_Aim of the exercise_: Report every line below that holds the word "values".

Entries with figure data
--------------------------------

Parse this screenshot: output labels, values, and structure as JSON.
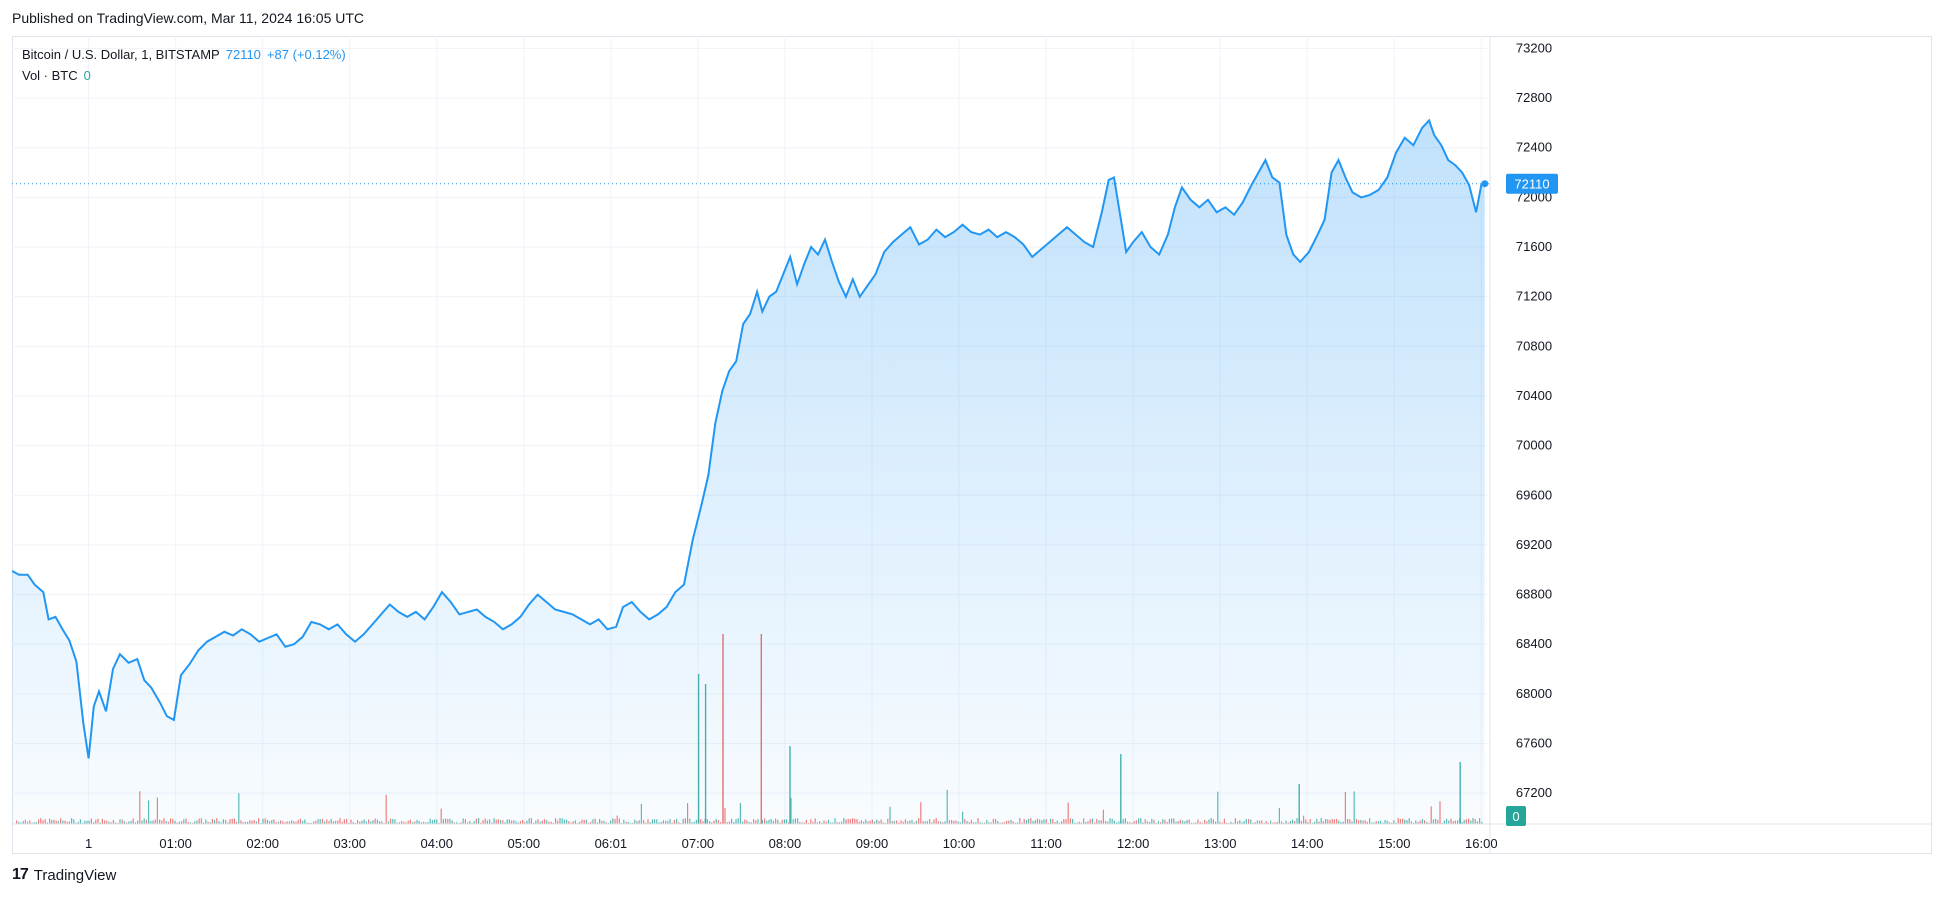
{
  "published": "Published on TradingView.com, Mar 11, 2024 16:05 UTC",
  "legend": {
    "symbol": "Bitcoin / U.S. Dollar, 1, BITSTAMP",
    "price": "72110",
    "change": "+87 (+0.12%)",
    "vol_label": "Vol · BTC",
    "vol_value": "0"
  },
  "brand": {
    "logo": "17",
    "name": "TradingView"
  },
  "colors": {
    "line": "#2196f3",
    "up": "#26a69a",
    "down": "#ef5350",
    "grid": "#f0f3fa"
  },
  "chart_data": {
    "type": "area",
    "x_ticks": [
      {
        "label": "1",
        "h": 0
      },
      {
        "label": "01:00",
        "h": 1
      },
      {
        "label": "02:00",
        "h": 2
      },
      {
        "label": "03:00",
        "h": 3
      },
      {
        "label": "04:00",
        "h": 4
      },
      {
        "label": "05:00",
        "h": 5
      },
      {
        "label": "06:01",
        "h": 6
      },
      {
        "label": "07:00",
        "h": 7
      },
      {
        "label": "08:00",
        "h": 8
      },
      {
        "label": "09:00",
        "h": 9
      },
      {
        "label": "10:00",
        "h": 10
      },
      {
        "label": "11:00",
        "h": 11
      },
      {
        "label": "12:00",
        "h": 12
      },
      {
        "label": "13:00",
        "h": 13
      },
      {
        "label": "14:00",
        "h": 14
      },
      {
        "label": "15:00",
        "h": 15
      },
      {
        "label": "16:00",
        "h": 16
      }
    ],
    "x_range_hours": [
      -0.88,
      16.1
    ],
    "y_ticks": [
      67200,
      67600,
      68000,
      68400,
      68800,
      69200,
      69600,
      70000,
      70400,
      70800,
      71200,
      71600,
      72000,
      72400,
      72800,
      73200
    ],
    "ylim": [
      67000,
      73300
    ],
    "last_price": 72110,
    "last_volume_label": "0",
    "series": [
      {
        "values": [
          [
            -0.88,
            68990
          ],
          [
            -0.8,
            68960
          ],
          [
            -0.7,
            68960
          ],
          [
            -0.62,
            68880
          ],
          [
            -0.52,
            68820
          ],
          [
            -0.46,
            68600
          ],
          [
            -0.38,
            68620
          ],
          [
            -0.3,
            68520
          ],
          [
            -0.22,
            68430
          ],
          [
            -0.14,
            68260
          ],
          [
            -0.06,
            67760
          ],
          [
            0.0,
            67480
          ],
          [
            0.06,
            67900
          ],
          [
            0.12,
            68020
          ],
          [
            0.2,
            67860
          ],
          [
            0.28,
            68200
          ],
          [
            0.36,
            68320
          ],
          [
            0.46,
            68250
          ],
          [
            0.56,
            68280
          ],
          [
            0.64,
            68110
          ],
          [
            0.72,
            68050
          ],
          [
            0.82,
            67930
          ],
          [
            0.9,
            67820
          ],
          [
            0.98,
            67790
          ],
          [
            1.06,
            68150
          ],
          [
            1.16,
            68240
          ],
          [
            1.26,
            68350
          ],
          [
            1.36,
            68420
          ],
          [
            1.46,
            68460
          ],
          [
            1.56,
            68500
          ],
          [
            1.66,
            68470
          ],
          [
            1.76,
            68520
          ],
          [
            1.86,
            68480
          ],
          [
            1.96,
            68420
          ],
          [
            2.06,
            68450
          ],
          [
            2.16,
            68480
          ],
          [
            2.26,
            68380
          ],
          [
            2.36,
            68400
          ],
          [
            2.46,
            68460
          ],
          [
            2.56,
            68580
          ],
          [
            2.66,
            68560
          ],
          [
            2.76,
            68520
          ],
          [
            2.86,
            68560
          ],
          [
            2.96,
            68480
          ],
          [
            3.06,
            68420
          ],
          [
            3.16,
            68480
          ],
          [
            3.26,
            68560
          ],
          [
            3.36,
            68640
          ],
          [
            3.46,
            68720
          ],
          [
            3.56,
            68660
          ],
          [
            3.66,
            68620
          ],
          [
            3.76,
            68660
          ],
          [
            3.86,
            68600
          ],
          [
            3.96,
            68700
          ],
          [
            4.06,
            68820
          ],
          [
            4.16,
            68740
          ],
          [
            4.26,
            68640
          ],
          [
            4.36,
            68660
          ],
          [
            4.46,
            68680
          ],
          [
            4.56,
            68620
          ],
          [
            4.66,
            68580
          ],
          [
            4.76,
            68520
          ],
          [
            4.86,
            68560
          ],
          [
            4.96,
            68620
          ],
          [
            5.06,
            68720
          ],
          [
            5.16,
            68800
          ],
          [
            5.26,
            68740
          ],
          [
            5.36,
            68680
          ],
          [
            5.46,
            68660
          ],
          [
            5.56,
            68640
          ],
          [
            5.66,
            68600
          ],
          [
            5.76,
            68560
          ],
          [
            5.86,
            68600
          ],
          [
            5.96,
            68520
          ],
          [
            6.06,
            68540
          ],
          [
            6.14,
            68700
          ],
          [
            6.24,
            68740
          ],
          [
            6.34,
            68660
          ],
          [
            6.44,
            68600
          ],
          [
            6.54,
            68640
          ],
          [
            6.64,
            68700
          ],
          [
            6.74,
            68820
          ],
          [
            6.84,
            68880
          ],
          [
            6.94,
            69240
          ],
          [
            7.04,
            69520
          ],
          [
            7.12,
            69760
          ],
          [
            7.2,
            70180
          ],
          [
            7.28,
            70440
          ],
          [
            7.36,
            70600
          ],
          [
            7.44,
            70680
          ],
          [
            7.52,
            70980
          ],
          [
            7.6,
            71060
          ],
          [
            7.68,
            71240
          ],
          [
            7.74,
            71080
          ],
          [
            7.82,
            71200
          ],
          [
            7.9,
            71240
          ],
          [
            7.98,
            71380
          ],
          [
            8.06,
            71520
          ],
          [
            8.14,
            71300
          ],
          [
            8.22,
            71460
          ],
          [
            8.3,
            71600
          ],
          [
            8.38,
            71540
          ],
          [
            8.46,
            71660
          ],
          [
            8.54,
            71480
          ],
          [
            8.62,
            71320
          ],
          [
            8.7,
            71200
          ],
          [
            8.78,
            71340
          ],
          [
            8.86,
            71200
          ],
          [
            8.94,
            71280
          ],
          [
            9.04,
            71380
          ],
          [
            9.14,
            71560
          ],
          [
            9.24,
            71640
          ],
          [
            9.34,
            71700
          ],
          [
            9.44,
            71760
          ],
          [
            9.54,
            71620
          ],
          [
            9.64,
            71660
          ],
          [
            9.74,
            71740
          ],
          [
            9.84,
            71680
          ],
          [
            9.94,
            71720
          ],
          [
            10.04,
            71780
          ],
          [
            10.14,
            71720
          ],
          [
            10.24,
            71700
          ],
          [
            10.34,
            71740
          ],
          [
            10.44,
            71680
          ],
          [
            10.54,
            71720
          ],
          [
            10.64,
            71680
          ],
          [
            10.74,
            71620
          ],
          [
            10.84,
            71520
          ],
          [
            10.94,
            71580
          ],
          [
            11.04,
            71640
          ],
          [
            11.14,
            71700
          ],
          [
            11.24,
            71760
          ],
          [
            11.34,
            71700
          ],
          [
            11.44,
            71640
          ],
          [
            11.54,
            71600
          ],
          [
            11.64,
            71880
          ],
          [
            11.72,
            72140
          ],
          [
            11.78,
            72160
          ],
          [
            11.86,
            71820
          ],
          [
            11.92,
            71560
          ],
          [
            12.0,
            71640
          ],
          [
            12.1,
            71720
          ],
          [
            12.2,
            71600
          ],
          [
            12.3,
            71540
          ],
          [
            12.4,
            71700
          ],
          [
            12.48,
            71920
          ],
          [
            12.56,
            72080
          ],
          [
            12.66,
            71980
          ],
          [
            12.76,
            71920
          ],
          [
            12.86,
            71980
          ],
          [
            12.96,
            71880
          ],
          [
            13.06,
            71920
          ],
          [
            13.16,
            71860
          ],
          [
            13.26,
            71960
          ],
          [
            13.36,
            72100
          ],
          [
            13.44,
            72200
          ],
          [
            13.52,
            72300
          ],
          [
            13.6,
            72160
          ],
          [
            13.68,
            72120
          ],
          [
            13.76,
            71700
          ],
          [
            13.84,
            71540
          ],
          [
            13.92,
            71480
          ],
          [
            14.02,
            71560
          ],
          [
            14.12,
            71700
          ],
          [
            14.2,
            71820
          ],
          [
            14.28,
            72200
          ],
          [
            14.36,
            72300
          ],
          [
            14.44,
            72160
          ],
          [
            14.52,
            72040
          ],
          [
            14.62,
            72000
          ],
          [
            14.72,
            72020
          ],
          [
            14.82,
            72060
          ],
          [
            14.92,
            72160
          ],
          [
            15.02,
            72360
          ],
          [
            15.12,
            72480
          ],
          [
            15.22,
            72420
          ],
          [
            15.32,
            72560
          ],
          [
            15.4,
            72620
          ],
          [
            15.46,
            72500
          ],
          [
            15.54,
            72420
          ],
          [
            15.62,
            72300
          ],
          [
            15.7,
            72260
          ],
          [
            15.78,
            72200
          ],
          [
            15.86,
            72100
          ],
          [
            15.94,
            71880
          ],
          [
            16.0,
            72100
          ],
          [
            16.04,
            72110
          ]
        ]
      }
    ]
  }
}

--------------------------------

_The result_:
Parse this screenshot: output labels, values, and structure as JSON.
        "values": [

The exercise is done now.